Repeat the lines below, substituting "plot-area" for every "plot-frame" and leaving everything else unchanged.

*Extracted data*
(begin)

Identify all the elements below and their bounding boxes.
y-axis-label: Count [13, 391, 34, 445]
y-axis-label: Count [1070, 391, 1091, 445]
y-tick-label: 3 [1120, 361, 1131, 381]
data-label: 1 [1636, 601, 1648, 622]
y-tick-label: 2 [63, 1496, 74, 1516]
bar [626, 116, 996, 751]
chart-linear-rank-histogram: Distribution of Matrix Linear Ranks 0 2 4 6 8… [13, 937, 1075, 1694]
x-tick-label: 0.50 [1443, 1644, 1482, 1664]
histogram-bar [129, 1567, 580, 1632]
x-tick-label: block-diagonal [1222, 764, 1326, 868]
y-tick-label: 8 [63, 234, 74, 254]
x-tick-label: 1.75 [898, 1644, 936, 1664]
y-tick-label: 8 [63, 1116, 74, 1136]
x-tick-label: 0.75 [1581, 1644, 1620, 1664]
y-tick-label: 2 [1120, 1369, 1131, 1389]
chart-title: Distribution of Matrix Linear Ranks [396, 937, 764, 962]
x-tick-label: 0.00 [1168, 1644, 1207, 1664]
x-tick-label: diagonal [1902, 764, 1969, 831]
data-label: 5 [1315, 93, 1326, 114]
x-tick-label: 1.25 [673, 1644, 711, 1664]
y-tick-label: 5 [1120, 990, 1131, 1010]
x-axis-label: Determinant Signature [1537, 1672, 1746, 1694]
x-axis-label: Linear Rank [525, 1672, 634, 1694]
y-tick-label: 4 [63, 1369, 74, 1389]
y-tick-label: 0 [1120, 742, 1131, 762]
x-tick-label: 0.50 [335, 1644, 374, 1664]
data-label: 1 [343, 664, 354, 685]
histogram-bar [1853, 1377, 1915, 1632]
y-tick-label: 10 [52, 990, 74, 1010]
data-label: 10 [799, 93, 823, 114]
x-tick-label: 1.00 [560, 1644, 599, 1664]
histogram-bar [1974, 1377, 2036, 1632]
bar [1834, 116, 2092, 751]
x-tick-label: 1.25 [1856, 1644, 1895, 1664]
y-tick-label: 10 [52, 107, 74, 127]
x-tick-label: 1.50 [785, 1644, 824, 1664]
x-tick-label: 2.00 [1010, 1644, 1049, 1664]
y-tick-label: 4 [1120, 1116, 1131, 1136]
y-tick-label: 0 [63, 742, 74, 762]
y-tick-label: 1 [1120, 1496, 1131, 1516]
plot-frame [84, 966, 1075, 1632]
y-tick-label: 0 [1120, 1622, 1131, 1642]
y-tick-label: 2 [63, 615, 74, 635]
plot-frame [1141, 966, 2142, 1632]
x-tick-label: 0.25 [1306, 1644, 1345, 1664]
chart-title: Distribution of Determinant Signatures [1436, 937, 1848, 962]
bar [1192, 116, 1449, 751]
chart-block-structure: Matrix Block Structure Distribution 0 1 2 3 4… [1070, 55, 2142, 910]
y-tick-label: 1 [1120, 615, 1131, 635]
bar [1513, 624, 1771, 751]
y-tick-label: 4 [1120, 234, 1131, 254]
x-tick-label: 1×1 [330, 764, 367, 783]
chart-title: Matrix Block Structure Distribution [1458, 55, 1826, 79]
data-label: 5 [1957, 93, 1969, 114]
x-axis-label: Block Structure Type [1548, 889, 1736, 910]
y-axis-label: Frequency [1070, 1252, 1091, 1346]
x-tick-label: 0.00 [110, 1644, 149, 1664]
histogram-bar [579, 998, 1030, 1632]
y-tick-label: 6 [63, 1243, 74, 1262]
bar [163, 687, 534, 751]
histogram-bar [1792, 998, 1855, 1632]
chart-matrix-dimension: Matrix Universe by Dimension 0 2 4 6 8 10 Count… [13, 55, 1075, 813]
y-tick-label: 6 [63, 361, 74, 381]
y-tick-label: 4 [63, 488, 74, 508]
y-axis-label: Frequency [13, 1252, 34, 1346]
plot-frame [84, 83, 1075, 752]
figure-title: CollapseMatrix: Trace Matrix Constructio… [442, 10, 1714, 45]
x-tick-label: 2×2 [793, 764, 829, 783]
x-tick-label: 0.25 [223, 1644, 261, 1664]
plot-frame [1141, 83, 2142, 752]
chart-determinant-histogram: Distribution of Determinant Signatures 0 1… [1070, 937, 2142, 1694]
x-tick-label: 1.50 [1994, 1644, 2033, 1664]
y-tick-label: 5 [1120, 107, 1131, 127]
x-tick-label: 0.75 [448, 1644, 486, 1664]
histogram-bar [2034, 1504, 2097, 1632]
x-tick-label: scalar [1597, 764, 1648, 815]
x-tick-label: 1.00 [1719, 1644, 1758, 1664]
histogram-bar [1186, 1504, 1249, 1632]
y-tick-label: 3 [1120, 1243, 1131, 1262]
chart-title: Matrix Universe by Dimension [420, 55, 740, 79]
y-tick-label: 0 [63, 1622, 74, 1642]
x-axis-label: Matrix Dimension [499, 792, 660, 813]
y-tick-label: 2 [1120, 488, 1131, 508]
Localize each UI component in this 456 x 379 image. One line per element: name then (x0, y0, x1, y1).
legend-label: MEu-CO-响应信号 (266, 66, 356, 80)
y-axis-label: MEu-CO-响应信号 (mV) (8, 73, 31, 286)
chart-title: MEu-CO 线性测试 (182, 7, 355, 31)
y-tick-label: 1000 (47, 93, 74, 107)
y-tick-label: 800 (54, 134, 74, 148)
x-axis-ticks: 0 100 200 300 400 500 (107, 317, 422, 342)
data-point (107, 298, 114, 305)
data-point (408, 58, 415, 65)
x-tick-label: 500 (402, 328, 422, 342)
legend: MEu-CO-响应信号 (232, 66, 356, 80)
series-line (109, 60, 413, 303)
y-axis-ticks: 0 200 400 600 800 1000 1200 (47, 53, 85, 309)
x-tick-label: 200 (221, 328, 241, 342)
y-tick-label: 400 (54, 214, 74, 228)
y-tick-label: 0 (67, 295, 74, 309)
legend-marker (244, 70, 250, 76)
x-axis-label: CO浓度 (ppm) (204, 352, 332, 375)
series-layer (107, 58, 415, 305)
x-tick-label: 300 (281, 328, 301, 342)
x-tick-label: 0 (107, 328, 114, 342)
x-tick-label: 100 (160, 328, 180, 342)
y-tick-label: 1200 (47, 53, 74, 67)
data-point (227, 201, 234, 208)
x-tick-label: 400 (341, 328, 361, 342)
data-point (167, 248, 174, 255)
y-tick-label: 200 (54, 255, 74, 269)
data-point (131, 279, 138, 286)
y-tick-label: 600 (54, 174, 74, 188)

(end)

*Solution below*
Identify all the elements below and their bounding boxes.
y-axis-label: Count [13, 391, 34, 445]
y-axis-label: Count [1070, 391, 1091, 445]
y-tick-label: 3 [1120, 361, 1131, 381]
data-label: 1 [1636, 601, 1648, 622]
y-tick-label: 2 [63, 1496, 74, 1516]
bar [626, 116, 996, 751]
chart-linear-rank-histogram: Distribution of Matrix Linear Ranks 0 2 4 6 8… [13, 937, 1075, 1694]
x-tick-label: 0.50 [1443, 1644, 1482, 1664]
histogram-bar [129, 1567, 580, 1632]
x-tick-label: block-diagonal [1222, 764, 1326, 868]
y-tick-label: 8 [63, 234, 74, 254]
x-tick-label: 1.75 [898, 1644, 936, 1664]
y-tick-label: 8 [63, 1116, 74, 1136]
x-tick-label: 0.75 [1581, 1644, 1620, 1664]
y-tick-label: 2 [1120, 1369, 1131, 1389]
chart-title: Distribution of Matrix Linear Ranks [396, 937, 764, 962]
x-tick-label: 0.00 [1168, 1644, 1207, 1664]
x-tick-label: diagonal [1902, 764, 1969, 831]
data-label: 5 [1315, 93, 1326, 114]
x-tick-label: 1.25 [673, 1644, 711, 1664]
y-tick-label: 5 [1120, 990, 1131, 1010]
x-axis-label: Determinant Signature [1537, 1672, 1746, 1694]
x-axis-label: Linear Rank [525, 1672, 634, 1694]
y-tick-label: 4 [63, 1369, 74, 1389]
y-tick-label: 0 [1120, 742, 1131, 762]
x-tick-label: 0.50 [335, 1644, 374, 1664]
data-label: 1 [343, 664, 354, 685]
histogram-bar [1853, 1377, 1915, 1632]
y-tick-label: 10 [52, 990, 74, 1010]
data-label: 10 [799, 93, 823, 114]
x-tick-label: 1.00 [560, 1644, 599, 1664]
histogram-bar [1974, 1377, 2036, 1632]
bar [1834, 116, 2092, 751]
x-tick-label: 1.25 [1856, 1644, 1895, 1664]
y-tick-label: 10 [52, 107, 74, 127]
x-tick-label: 1.50 [785, 1644, 824, 1664]
x-tick-label: 2.00 [1010, 1644, 1049, 1664]
y-tick-label: 4 [1120, 1116, 1131, 1136]
y-tick-label: 0 [63, 742, 74, 762]
y-tick-label: 1 [1120, 1496, 1131, 1516]
plot-area [84, 966, 1075, 1632]
y-tick-label: 0 [1120, 1622, 1131, 1642]
y-tick-label: 2 [63, 615, 74, 635]
plot-area [1141, 966, 2142, 1632]
x-tick-label: 0.25 [1306, 1644, 1345, 1664]
chart-title: Distribution of Determinant Signatures [1436, 937, 1848, 962]
bar [1192, 116, 1449, 751]
chart-block-structure: Matrix Block Structure Distribution 0 1 2 3 4… [1070, 55, 2142, 910]
y-tick-label: 1 [1120, 615, 1131, 635]
bar [1513, 624, 1771, 751]
y-tick-label: 4 [1120, 234, 1131, 254]
x-tick-label: 1×1 [330, 764, 367, 783]
chart-title: Matrix Block Structure Distribution [1458, 55, 1826, 79]
data-label: 5 [1957, 93, 1969, 114]
x-axis-label: Block Structure Type [1548, 889, 1736, 910]
y-axis-label: Frequency [1070, 1252, 1091, 1346]
x-tick-label: 0.00 [110, 1644, 149, 1664]
histogram-bar [579, 998, 1030, 1632]
y-tick-label: 6 [63, 1243, 74, 1262]
bar [163, 687, 534, 751]
histogram-bar [1792, 998, 1855, 1632]
chart-matrix-dimension: Matrix Universe by Dimension 0 2 4 6 8 10 Count… [13, 55, 1075, 813]
y-tick-label: 6 [63, 361, 74, 381]
y-tick-label: 4 [63, 488, 74, 508]
y-axis-label: Frequency [13, 1252, 34, 1346]
plot-area [84, 83, 1075, 752]
figure-title: CollapseMatrix: Trace Matrix Constructio… [442, 10, 1714, 45]
x-tick-label: 2×2 [793, 764, 829, 783]
x-tick-label: 0.25 [223, 1644, 261, 1664]
plot-area [1141, 83, 2142, 752]
chart-determinant-histogram: Distribution of Determinant Signatures 0 1… [1070, 937, 2142, 1694]
x-tick-label: 1.50 [1994, 1644, 2033, 1664]
y-tick-label: 5 [1120, 107, 1131, 127]
x-tick-label: 0.75 [448, 1644, 486, 1664]
histogram-bar [2034, 1504, 2097, 1632]
x-tick-label: scalar [1597, 764, 1648, 815]
x-tick-label: 1.00 [1719, 1644, 1758, 1664]
histogram-bar [1186, 1504, 1249, 1632]
y-tick-label: 3 [1120, 1243, 1131, 1262]
chart-title: Matrix Universe by Dimension [420, 55, 740, 79]
y-tick-label: 0 [63, 1622, 74, 1642]
x-axis-label: Matrix Dimension [499, 792, 660, 813]
y-tick-label: 2 [1120, 488, 1131, 508]
Localize each UI component in this 456 x 379 image. One line per element: name then (x0, y0, x1, y1).
legend-label: MEu-CO-响应信号 (266, 66, 356, 80)
y-axis-label: MEu-CO-响应信号 (mV) (8, 73, 31, 286)
chart-title: MEu-CO 线性测试 (182, 7, 355, 31)
y-tick-label: 1000 (47, 93, 74, 107)
y-tick-label: 800 (54, 134, 74, 148)
x-axis-ticks: 0 100 200 300 400 500 (107, 317, 422, 342)
data-point (107, 298, 114, 305)
data-point (408, 58, 415, 65)
x-tick-label: 500 (402, 328, 422, 342)
legend: MEu-CO-响应信号 (232, 66, 356, 80)
series-line (109, 60, 413, 303)
y-axis-ticks: 0 200 400 600 800 1000 1200 (47, 53, 85, 309)
x-tick-label: 200 (221, 328, 241, 342)
y-tick-label: 400 (54, 214, 74, 228)
y-tick-label: 0 (67, 295, 74, 309)
legend-marker (244, 70, 250, 76)
x-axis-label: CO浓度 (ppm) (204, 352, 332, 375)
series-layer (107, 58, 415, 305)
x-tick-label: 300 (281, 328, 301, 342)
x-tick-label: 0 (107, 328, 114, 342)
x-tick-label: 100 (160, 328, 180, 342)
y-tick-label: 1200 (47, 53, 74, 67)
data-point (227, 201, 234, 208)
x-tick-label: 400 (341, 328, 361, 342)
data-point (167, 248, 174, 255)
y-tick-label: 200 (54, 255, 74, 269)
data-point (131, 279, 138, 286)
y-tick-label: 600 (54, 174, 74, 188)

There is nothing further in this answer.